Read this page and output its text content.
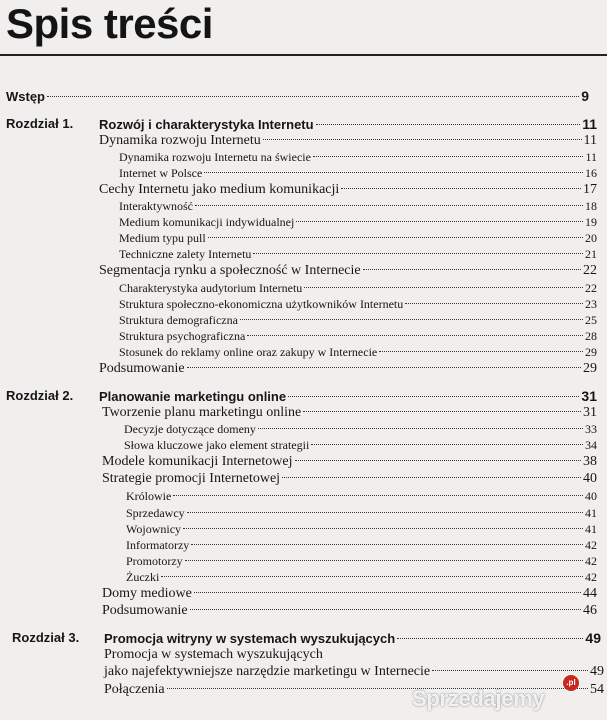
Spis treści
Wstęp	9
Rozdział 1. Rozwój i charakterystyka Internetu	11
Dynamika rozwoju Internetu	11
Dynamika rozwoju Internetu na świecie	11
Internet w Polsce	16
Cechy Internetu jako medium komunikacji	17
Interaktywność	18
Medium komunikacji indywidualnej	19
Medium typu pull	20
Techniczne zalety Internetu	21
Segmentacja rynku a społeczność w Internecie	22
Charakterystyka audytorium Internetu	22
Struktura społeczno-ekonomiczna użytkowników Internetu	23
Struktura demograficzna	25
Struktura psychograficzna	28
Stosunek do reklamy online oraz zakupy w Internecie	29
Podsumowanie	29
Rozdział 2. Planowanie marketingu online	31
Tworzenie planu marketingu online	31
Decyzje dotyczące domeny	33
Słowa kluczowe jako element strategii	34
Modele komunikacji Internetowej	38
Strategie promocji Internetowej	40
Królowie	40
Sprzedawcy	41
Wojownicy	41
Informatorzy	42
Promotorzy	42
Żuczki	42
Domy mediowe	44
Podsumowanie	46
Rozdział 3. Promocja witryny w systemach wyszukujących	49
Promocja w systemach wyszukujących
jako najefektywniejsze narzędzie marketingu w Internecie	49
Połączenia	54
Sprzedajemy
.pl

- _Short task_:
How many lines of the data contain the word "rozwoju"? Answer with the number alone.

- _Full output_:
2